__Stored data__
- - - -
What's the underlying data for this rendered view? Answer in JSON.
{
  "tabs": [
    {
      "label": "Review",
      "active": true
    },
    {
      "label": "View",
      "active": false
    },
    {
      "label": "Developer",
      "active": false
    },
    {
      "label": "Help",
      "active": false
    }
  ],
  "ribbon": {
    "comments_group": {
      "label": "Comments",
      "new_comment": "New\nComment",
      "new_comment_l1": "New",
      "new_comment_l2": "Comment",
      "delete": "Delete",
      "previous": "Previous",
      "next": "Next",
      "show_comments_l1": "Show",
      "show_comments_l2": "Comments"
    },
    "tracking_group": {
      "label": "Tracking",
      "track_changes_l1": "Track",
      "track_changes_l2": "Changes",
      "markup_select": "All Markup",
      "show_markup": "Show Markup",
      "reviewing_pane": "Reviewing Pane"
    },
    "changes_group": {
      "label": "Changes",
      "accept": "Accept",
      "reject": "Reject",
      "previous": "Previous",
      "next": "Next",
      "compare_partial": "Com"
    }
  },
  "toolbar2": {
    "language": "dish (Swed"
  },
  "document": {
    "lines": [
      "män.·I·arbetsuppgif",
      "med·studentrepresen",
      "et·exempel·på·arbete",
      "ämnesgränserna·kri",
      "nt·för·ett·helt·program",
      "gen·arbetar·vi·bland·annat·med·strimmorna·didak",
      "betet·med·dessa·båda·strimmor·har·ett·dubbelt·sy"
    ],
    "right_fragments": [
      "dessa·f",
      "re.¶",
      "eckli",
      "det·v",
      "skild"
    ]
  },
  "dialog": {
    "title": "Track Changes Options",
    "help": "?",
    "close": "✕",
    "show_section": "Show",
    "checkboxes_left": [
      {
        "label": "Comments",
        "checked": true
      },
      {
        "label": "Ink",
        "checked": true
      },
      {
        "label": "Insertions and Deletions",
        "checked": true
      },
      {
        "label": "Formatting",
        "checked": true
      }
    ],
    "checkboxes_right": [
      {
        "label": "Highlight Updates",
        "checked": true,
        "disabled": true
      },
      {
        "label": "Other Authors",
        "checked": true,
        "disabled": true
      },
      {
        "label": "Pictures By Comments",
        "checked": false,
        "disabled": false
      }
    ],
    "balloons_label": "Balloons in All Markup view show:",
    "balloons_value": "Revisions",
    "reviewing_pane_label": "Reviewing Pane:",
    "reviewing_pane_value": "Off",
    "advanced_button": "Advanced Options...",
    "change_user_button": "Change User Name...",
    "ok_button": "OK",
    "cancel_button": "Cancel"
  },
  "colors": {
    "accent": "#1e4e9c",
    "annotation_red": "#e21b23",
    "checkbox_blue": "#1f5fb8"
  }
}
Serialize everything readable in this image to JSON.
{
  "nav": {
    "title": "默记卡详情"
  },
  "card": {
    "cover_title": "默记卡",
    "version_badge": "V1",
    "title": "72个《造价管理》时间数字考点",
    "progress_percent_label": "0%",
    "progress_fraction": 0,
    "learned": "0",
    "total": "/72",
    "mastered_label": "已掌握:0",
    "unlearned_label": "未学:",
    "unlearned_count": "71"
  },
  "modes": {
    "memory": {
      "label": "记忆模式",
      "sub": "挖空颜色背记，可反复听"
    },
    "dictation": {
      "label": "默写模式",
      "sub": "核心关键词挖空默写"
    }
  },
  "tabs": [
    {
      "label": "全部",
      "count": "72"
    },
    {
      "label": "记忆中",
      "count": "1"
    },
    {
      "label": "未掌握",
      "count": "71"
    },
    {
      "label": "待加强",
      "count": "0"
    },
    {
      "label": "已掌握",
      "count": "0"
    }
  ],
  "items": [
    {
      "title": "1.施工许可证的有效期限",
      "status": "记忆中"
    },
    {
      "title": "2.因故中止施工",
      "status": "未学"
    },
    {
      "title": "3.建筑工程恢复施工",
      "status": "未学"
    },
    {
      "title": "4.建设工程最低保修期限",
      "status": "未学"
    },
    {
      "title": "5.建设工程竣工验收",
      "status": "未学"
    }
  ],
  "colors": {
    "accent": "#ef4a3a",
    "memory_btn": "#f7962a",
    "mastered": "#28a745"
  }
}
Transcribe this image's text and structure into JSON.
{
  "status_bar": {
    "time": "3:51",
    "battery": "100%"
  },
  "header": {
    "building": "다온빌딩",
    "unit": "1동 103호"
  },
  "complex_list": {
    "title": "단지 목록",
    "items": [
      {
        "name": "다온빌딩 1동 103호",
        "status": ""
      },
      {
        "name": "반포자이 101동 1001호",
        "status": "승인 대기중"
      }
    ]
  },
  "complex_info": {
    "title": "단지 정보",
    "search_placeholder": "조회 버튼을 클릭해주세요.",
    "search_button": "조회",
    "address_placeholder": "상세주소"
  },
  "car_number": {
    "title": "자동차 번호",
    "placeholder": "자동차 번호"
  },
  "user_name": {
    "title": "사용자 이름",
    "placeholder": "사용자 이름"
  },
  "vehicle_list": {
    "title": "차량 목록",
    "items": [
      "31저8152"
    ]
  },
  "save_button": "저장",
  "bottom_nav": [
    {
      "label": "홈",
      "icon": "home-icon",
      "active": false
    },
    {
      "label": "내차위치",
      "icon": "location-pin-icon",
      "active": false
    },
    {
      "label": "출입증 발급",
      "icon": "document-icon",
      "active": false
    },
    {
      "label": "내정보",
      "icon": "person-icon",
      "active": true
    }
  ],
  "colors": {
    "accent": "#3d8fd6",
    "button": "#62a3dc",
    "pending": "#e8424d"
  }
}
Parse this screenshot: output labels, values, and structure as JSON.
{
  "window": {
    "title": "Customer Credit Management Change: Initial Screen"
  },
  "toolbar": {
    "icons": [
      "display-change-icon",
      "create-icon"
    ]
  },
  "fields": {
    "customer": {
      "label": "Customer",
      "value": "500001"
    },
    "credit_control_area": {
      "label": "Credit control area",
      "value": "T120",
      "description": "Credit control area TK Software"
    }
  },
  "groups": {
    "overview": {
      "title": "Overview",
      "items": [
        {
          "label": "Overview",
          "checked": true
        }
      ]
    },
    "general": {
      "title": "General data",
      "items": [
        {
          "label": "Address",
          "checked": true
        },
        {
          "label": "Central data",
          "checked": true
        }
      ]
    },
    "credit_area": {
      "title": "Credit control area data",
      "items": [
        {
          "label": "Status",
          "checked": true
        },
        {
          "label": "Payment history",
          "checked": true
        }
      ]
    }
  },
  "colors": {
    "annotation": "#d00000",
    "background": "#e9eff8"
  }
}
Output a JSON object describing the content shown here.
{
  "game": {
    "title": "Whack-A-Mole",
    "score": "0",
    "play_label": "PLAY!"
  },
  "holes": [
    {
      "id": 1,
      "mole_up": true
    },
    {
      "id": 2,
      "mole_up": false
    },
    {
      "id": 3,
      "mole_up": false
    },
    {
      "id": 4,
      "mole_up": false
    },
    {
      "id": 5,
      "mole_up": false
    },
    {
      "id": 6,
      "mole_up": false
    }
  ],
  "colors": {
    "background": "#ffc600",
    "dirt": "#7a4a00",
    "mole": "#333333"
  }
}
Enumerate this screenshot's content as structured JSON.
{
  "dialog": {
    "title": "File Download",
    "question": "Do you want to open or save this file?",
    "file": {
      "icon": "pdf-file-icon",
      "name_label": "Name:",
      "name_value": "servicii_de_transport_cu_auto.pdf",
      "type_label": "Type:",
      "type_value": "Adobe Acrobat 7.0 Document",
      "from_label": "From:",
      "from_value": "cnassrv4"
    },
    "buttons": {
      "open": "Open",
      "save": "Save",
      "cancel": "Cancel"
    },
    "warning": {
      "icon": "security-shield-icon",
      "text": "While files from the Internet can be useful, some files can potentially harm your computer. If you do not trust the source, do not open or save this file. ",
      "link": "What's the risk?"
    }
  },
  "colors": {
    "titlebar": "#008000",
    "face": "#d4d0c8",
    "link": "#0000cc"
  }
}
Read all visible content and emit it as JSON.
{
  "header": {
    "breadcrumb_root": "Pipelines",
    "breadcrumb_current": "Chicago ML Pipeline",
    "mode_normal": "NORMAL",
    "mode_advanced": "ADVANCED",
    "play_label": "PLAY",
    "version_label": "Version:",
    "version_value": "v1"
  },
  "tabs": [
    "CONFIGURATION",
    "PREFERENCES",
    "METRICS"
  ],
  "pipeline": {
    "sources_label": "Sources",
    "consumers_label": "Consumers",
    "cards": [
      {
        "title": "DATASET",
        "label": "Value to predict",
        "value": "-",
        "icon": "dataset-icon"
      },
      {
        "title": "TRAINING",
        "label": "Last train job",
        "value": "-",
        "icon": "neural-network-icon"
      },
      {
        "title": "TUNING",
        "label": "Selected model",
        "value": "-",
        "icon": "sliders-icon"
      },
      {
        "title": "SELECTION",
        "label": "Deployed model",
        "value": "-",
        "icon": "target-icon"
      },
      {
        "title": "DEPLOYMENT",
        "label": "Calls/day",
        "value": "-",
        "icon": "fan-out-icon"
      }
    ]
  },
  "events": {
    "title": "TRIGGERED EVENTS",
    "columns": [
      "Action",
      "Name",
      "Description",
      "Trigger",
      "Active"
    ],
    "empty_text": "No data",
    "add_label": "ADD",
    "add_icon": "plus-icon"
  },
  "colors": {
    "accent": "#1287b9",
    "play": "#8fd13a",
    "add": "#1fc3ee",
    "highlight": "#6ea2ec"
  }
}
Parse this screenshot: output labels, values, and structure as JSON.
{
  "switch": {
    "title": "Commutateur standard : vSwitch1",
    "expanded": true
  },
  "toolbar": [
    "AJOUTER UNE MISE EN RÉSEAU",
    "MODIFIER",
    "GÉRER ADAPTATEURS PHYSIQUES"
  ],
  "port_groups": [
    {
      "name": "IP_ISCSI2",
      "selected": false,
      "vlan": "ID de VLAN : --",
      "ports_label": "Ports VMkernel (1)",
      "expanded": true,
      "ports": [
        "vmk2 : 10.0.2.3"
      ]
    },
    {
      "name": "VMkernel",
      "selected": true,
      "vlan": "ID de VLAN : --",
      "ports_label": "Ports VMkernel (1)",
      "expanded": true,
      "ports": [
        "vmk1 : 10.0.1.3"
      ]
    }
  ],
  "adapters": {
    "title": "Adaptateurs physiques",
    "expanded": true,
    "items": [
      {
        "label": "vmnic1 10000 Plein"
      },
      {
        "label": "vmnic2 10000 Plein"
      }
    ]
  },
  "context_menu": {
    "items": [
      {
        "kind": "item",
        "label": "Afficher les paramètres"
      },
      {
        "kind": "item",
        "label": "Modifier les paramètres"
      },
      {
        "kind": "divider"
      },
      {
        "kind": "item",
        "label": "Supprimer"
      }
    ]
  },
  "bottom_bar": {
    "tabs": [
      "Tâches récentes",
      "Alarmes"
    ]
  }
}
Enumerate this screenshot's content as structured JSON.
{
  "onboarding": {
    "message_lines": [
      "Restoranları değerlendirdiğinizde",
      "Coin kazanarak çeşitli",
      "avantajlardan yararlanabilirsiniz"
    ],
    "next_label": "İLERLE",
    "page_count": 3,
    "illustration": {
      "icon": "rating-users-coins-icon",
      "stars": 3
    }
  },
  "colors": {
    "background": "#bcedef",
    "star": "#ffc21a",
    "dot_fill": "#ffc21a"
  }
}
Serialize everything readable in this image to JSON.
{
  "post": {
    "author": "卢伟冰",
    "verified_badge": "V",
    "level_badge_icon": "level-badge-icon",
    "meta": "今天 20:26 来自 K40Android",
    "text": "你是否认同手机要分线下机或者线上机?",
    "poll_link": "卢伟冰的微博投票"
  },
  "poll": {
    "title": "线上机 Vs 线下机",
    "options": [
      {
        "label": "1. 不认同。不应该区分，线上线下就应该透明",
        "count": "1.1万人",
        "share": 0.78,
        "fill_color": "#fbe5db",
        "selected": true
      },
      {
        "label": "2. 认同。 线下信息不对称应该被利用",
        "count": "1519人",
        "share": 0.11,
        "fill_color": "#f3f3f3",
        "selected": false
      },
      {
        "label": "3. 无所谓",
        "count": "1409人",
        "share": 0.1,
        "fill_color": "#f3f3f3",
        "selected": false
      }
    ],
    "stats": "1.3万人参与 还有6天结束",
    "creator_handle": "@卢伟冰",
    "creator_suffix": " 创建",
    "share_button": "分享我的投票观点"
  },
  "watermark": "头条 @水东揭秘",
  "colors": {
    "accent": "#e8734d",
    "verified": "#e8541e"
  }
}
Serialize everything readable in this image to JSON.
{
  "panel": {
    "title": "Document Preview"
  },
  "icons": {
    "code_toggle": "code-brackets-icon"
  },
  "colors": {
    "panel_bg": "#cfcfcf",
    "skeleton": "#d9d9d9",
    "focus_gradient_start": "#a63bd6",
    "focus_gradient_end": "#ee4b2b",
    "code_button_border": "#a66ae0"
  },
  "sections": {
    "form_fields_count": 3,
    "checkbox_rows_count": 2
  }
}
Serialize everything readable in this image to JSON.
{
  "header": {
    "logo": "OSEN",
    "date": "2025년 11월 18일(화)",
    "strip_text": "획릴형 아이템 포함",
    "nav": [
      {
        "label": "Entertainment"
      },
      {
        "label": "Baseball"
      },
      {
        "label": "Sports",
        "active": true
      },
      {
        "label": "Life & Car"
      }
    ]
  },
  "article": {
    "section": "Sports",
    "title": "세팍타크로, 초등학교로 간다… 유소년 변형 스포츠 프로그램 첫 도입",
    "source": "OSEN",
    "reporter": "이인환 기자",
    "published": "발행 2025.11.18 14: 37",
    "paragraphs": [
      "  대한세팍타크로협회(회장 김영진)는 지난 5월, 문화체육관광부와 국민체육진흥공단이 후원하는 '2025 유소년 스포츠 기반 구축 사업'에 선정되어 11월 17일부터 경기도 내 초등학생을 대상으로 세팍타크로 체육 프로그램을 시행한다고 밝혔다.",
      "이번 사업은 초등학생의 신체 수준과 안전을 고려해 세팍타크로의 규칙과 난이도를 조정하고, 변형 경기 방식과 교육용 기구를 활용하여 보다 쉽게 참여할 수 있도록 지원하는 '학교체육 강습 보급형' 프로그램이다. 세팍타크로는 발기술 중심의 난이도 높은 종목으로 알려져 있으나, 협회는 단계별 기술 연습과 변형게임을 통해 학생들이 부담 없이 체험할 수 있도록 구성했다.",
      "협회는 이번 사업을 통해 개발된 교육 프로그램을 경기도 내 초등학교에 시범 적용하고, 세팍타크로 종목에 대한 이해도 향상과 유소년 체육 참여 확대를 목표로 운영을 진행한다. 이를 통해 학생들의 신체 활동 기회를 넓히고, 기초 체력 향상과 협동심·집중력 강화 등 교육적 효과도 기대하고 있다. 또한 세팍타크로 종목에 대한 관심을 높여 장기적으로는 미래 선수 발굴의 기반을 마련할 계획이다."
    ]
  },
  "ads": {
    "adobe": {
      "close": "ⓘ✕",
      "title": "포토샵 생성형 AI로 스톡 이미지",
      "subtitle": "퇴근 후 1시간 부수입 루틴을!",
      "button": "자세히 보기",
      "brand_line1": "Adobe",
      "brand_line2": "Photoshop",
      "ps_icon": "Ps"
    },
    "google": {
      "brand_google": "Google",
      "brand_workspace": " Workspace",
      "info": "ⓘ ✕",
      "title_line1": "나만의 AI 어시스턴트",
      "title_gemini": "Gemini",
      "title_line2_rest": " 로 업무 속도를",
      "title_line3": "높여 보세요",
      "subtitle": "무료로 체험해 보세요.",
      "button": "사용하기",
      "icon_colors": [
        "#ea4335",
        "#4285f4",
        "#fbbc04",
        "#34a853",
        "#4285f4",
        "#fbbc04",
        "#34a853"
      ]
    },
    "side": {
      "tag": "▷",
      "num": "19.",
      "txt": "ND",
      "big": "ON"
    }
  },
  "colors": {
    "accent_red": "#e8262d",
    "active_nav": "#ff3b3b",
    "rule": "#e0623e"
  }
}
- - - -
__Work to be completed__
Copy every line above that holds the word "Cancel".

__Answer to this problem__
    "cancel_button": "Cancel"
      "cancel": "Cancel"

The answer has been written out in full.